Do this →
Using the records below, locate all lines containing "JSON" and return them.

── Raw data

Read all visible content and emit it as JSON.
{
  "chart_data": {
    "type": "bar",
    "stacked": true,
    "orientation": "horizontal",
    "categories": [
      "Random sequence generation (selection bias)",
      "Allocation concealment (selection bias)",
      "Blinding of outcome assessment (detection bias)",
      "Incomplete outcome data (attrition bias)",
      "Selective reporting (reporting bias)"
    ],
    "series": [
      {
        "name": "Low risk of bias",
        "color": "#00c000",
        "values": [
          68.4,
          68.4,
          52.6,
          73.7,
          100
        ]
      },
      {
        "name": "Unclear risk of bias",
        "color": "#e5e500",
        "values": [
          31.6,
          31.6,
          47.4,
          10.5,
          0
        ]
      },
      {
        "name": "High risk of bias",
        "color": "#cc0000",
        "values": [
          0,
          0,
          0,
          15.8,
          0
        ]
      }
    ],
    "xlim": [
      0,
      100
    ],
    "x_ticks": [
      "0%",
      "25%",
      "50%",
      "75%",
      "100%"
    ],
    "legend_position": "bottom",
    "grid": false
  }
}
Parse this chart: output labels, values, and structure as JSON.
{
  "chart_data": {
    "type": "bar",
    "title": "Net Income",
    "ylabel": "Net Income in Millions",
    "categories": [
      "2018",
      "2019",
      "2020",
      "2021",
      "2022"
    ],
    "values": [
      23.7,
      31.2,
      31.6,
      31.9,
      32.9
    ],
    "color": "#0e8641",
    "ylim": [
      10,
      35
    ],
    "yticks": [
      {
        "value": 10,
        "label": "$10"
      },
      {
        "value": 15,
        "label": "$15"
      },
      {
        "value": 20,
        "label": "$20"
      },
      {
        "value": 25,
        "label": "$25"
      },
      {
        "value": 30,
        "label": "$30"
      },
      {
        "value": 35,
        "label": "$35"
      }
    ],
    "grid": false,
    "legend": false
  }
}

────

Solution for this task →
Read all visible content and emit it as JSON.
Parse this chart: output labels, values, and structure as JSON.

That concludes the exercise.